*WRITTEN EXERCISE*. Without including any images, repeat the data exactly.

--- start DATA SUPPLIED ---

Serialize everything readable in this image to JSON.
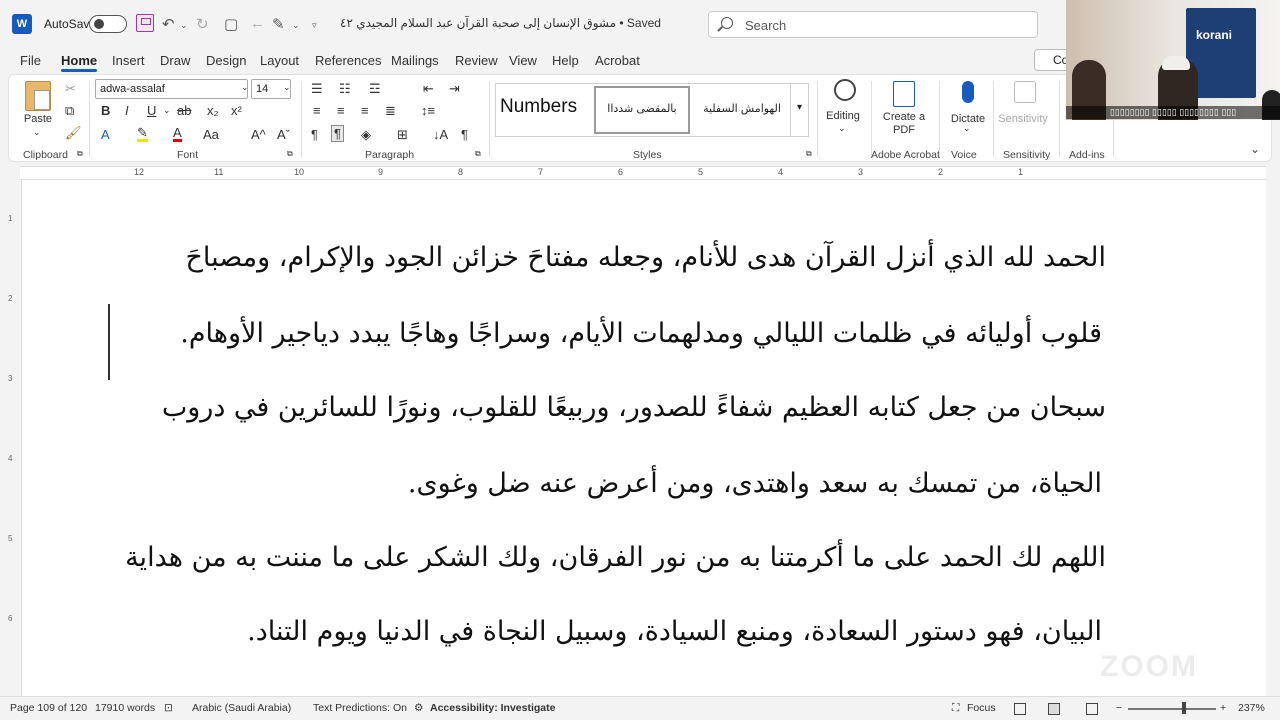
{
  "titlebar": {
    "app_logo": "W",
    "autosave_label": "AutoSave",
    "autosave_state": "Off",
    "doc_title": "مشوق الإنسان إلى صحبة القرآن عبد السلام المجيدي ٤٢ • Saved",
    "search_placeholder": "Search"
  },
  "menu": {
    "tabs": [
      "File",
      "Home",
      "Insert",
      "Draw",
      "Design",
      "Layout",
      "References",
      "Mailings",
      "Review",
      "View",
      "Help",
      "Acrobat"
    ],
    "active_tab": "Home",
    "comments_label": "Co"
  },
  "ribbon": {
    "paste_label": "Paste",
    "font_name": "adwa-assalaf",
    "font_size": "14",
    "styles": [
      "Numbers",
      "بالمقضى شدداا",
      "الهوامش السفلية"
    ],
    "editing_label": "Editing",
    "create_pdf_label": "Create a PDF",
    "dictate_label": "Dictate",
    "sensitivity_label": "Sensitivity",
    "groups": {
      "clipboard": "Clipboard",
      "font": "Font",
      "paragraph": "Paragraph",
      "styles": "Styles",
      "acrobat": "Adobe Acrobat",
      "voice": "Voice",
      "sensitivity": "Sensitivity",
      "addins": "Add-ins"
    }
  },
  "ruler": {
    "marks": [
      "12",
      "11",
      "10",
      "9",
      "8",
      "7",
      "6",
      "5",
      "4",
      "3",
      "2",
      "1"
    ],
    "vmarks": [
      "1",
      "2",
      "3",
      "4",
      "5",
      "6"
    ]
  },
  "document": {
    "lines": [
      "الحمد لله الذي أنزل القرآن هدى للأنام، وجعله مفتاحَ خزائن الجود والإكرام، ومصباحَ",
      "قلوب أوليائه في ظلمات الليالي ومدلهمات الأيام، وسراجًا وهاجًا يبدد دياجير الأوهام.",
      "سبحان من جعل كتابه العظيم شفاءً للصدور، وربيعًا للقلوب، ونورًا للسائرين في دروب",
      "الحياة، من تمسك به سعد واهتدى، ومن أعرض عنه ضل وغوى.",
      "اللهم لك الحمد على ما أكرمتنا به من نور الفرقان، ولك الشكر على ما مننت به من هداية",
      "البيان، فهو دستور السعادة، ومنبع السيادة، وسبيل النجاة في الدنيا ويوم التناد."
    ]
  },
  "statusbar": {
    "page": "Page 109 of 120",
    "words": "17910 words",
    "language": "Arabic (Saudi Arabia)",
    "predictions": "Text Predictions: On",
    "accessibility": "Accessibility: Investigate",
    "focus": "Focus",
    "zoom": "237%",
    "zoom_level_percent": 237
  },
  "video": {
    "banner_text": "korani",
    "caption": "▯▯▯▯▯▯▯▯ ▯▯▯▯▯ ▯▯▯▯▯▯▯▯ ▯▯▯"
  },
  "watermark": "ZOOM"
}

--- end DATA SUPPLIED ---

*RIGHT ANSWER*.
Serialize everything readable in this image to JSON.
{
  "titlebar": {
    "app_logo": "W",
    "autosave_label": "AutoSave",
    "autosave_state": "Off",
    "doc_title": "مشوق الإنسان إلى صحبة القرآن عبد السلام المجيدي ٤٢ • Saved",
    "search_placeholder": "Search"
  },
  "menu": {
    "tabs": [
      "File",
      "Home",
      "Insert",
      "Draw",
      "Design",
      "Layout",
      "References",
      "Mailings",
      "Review",
      "View",
      "Help",
      "Acrobat"
    ],
    "active_tab": "Home",
    "comments_label": "Co"
  },
  "ribbon": {
    "paste_label": "Paste",
    "font_name": "adwa-assalaf",
    "font_size": "14",
    "styles": [
      "Numbers",
      "بالمقضى شدداا",
      "الهوامش السفلية"
    ],
    "editing_label": "Editing",
    "create_pdf_label": "Create a PDF",
    "dictate_label": "Dictate",
    "sensitivity_label": "Sensitivity",
    "groups": {
      "clipboard": "Clipboard",
      "font": "Font",
      "paragraph": "Paragraph",
      "styles": "Styles",
      "acrobat": "Adobe Acrobat",
      "voice": "Voice",
      "sensitivity": "Sensitivity",
      "addins": "Add-ins"
    }
  },
  "ruler": {
    "marks": [
      "12",
      "11",
      "10",
      "9",
      "8",
      "7",
      "6",
      "5",
      "4",
      "3",
      "2",
      "1"
    ],
    "vmarks": [
      "1",
      "2",
      "3",
      "4",
      "5",
      "6"
    ]
  },
  "document": {
    "lines": [
      "الحمد لله الذي أنزل القرآن هدى للأنام، وجعله مفتاحَ خزائن الجود والإكرام، ومصباحَ",
      "قلوب أوليائه في ظلمات الليالي ومدلهمات الأيام، وسراجًا وهاجًا يبدد دياجير الأوهام.",
      "سبحان من جعل كتابه العظيم شفاءً للصدور، وربيعًا للقلوب، ونورًا للسائرين في دروب",
      "الحياة، من تمسك به سعد واهتدى، ومن أعرض عنه ضل وغوى.",
      "اللهم لك الحمد على ما أكرمتنا به من نور الفرقان، ولك الشكر على ما مننت به من هداية",
      "البيان، فهو دستور السعادة، ومنبع السيادة، وسبيل النجاة في الدنيا ويوم التناد."
    ]
  },
  "statusbar": {
    "page": "Page 109 of 120",
    "words": "17910 words",
    "language": "Arabic (Saudi Arabia)",
    "predictions": "Text Predictions: On",
    "accessibility": "Accessibility: Investigate",
    "focus": "Focus",
    "zoom": "237%",
    "zoom_level_percent": 237
  },
  "video": {
    "banner_text": "korani",
    "caption": "▯▯▯▯▯▯▯▯ ▯▯▯▯▯ ▯▯▯▯▯▯▯▯ ▯▯▯"
  },
  "watermark": "ZOOM"
}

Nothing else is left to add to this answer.